:: Records provided ::
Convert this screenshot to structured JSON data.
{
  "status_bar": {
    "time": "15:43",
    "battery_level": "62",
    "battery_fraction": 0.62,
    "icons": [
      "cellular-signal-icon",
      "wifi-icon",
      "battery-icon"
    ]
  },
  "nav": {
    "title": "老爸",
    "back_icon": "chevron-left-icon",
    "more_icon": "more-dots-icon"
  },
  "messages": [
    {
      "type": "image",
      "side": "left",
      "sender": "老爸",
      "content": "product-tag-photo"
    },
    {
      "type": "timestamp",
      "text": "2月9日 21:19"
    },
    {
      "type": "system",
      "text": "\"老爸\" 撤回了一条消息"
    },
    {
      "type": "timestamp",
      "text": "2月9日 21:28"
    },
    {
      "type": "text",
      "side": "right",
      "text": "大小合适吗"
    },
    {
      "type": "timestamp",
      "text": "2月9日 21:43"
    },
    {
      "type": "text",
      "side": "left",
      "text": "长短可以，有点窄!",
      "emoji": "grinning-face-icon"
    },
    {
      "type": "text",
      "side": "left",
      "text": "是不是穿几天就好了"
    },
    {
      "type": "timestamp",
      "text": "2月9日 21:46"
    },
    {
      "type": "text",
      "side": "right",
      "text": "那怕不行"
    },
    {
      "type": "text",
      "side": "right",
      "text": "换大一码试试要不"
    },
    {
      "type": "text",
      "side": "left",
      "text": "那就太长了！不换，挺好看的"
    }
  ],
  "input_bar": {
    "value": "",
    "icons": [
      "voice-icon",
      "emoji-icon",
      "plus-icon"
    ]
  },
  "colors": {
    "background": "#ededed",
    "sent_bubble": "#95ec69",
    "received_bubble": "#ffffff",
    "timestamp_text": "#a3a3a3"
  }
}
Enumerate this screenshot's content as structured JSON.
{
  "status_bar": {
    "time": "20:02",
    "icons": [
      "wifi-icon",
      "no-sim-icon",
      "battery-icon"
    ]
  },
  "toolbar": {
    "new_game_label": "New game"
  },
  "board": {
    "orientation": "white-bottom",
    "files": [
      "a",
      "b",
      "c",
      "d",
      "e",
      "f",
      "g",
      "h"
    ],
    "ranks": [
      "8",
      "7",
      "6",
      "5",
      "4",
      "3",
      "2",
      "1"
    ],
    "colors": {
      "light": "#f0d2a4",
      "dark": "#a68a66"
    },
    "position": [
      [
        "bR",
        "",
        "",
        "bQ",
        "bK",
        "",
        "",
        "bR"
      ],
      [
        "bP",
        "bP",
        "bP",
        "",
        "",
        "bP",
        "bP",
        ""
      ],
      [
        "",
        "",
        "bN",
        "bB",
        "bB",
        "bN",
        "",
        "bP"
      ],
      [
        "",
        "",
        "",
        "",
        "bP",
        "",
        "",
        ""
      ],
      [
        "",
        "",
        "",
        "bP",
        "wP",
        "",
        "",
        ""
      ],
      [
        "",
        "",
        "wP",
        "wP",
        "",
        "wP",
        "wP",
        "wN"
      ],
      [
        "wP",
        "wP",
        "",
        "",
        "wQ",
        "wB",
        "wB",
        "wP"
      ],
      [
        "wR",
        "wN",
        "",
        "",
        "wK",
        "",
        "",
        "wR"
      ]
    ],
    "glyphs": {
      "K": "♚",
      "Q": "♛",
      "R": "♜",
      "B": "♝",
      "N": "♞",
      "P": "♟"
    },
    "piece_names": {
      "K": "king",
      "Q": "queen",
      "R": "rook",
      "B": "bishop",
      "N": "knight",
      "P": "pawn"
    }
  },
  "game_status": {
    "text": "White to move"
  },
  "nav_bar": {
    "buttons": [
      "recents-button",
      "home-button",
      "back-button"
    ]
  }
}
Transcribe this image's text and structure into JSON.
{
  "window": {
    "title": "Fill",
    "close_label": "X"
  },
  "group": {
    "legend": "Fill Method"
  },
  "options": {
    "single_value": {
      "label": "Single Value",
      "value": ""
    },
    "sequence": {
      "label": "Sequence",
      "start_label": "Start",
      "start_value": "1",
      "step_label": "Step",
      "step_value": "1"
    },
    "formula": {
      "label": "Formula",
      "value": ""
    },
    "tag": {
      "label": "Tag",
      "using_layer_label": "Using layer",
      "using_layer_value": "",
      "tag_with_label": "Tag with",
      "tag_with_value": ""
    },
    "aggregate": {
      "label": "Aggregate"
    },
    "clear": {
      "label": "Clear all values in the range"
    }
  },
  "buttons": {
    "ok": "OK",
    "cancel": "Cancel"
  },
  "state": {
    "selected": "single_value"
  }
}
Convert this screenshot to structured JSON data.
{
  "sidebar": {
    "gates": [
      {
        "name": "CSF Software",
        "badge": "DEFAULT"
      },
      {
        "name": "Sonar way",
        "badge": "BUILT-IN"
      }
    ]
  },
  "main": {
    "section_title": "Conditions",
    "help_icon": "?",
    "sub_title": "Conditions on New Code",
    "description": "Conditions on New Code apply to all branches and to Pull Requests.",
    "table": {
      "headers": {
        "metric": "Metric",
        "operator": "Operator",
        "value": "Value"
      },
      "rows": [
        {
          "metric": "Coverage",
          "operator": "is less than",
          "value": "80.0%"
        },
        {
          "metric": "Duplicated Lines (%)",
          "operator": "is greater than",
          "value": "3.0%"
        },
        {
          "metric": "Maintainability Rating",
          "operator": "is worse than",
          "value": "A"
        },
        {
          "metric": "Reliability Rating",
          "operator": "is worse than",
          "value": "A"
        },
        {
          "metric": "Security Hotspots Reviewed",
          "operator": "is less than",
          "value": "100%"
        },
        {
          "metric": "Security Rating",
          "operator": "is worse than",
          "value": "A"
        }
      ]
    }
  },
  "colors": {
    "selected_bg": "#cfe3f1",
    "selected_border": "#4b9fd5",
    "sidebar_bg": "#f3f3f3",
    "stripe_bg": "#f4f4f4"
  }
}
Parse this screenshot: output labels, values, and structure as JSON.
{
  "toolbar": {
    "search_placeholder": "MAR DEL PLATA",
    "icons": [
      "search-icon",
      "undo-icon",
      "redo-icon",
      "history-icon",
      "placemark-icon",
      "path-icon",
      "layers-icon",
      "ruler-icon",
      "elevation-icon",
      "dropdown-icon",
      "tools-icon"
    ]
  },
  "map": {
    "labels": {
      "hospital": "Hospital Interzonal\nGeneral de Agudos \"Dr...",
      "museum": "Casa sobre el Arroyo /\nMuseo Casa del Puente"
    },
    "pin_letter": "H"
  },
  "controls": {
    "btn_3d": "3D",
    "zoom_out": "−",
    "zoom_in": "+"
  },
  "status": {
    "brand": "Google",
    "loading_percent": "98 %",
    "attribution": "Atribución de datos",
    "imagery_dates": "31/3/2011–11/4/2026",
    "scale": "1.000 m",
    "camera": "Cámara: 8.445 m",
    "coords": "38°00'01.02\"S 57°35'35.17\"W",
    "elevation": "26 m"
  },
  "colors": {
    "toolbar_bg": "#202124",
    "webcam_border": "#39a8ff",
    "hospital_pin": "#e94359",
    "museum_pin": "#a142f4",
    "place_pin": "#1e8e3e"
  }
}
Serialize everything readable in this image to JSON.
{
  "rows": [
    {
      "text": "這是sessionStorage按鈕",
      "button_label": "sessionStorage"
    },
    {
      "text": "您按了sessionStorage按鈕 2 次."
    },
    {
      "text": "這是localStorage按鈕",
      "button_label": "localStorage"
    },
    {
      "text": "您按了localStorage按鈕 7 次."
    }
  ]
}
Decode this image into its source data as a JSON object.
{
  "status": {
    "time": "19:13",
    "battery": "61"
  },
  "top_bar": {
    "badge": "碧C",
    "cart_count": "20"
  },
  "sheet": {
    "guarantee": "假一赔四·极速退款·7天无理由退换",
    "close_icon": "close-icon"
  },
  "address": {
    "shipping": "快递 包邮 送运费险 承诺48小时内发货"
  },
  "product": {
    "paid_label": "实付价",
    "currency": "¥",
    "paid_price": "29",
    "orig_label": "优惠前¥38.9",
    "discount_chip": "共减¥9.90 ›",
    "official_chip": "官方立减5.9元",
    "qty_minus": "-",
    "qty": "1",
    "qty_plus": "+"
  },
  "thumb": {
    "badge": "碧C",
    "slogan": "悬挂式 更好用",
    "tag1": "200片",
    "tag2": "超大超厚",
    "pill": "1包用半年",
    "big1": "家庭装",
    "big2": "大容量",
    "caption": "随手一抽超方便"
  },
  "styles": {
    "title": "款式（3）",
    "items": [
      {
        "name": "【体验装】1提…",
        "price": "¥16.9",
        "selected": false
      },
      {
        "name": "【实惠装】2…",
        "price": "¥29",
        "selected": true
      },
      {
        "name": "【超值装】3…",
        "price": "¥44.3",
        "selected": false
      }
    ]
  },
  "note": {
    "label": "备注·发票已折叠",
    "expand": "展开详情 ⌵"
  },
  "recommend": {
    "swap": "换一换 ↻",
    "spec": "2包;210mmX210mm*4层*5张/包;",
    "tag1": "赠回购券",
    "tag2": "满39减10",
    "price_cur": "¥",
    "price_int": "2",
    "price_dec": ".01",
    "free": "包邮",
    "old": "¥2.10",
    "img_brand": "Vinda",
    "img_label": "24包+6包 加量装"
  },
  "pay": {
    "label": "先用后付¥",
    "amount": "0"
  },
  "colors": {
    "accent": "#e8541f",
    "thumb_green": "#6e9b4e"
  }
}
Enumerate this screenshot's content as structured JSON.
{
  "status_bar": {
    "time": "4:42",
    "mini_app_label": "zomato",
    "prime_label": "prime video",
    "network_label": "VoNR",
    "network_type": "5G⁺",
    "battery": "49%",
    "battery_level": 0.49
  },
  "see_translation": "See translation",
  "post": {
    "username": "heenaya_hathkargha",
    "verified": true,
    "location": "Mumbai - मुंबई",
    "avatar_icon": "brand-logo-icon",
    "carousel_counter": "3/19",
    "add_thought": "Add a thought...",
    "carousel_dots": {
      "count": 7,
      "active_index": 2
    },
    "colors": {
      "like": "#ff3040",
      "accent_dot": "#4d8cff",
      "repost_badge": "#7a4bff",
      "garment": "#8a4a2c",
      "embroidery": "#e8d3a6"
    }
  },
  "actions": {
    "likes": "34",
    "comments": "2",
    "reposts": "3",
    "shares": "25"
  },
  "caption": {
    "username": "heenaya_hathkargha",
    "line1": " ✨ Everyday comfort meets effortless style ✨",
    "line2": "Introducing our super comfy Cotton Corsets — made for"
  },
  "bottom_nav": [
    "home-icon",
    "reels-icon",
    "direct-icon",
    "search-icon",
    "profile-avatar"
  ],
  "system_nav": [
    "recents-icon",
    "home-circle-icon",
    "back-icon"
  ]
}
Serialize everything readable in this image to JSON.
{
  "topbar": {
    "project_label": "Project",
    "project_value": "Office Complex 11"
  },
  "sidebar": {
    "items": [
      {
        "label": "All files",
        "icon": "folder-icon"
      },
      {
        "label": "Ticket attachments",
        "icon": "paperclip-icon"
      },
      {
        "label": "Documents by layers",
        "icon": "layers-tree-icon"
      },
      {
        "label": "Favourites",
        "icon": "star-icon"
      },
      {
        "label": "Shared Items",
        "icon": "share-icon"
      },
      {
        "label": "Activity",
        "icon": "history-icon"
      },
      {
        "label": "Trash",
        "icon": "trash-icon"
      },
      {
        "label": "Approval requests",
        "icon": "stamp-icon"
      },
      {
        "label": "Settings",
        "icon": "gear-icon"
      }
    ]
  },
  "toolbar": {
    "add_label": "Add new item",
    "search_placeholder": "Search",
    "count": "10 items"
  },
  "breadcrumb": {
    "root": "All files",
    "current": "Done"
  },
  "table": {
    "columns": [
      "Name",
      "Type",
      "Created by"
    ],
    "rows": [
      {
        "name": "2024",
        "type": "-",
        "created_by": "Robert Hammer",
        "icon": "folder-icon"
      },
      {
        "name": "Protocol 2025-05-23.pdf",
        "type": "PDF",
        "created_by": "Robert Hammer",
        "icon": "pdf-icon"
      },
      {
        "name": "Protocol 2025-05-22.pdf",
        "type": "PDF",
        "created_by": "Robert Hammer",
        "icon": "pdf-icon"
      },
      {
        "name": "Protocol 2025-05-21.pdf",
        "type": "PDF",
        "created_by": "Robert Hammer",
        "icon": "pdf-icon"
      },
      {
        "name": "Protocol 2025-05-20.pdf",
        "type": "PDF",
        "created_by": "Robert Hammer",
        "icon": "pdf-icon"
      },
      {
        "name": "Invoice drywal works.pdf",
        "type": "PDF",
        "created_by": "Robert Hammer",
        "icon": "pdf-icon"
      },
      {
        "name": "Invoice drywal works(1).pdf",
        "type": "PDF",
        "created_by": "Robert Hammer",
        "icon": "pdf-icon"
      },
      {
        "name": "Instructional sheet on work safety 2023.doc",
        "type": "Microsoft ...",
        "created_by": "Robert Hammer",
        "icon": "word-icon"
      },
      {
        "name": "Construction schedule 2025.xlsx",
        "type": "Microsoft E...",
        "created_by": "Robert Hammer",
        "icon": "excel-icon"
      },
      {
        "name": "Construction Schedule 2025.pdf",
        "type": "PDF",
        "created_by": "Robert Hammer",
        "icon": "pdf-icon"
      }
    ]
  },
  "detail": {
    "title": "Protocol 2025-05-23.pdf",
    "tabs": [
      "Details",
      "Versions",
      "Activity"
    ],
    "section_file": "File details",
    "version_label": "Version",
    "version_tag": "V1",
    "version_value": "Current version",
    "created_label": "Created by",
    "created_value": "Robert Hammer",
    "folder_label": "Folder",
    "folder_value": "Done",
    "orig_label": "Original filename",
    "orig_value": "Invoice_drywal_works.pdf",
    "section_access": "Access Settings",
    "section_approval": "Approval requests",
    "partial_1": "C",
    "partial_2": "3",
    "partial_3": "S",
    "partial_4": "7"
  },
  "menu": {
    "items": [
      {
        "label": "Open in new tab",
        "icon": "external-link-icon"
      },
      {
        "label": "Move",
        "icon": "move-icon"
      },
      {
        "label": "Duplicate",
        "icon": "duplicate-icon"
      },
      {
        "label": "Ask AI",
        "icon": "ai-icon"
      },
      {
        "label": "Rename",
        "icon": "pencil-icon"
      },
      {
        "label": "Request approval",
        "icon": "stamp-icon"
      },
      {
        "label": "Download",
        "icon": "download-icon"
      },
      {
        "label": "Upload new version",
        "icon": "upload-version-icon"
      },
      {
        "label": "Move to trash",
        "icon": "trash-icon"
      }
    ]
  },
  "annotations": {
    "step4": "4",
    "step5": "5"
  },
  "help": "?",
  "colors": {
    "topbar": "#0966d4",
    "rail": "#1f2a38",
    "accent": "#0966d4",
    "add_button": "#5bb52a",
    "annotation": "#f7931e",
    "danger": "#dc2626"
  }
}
:::
> Work to do
Pick out the lines above containing the word "labels", then copy them.

> Result of the task
Parse this screenshot: output labels, values, and structure as JSON.
    "labels": {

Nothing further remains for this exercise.